• Goal: Write out all entries word for word.

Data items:
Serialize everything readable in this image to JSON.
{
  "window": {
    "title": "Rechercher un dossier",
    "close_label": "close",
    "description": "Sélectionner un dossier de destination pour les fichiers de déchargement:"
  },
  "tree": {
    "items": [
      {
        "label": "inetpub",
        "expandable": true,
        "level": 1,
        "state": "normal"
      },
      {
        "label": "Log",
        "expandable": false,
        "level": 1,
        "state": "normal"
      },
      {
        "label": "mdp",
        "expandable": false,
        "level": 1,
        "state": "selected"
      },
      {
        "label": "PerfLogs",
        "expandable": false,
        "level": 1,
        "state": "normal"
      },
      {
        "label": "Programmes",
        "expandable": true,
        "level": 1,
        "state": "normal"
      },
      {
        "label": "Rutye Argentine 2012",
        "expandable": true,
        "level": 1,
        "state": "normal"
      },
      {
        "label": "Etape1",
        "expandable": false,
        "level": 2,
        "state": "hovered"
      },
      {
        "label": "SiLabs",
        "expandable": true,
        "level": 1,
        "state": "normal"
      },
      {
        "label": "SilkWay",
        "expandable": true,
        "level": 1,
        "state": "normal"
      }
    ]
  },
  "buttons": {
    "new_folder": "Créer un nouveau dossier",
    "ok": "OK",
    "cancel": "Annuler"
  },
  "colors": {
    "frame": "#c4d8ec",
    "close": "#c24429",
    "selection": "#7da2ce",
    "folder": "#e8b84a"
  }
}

• Correct output:
Serialize everything readable in this image to JSON.
{
  "window": {
    "title": "Rechercher un dossier",
    "close_label": "close",
    "description": "Sélectionner un dossier de destination pour les fichiers de déchargement:"
  },
  "tree": {
    "items": [
      {
        "label": "inetpub",
        "expandable": true,
        "level": 1,
        "state": "normal"
      },
      {
        "label": "Log",
        "expandable": false,
        "level": 1,
        "state": "normal"
      },
      {
        "label": "mdp",
        "expandable": false,
        "level": 1,
        "state": "selected"
      },
      {
        "label": "PerfLogs",
        "expandable": false,
        "level": 1,
        "state": "normal"
      },
      {
        "label": "Programmes",
        "expandable": true,
        "level": 1,
        "state": "normal"
      },
      {
        "label": "Rutye Argentine 2012",
        "expandable": true,
        "level": 1,
        "state": "normal"
      },
      {
        "label": "Etape1",
        "expandable": false,
        "level": 2,
        "state": "hovered"
      },
      {
        "label": "SiLabs",
        "expandable": true,
        "level": 1,
        "state": "normal"
      },
      {
        "label": "SilkWay",
        "expandable": true,
        "level": 1,
        "state": "normal"
      }
    ]
  },
  "buttons": {
    "new_folder": "Créer un nouveau dossier",
    "ok": "OK",
    "cancel": "Annuler"
  },
  "colors": {
    "frame": "#c4d8ec",
    "close": "#c24429",
    "selection": "#7da2ce",
    "folder": "#e8b84a"
  }
}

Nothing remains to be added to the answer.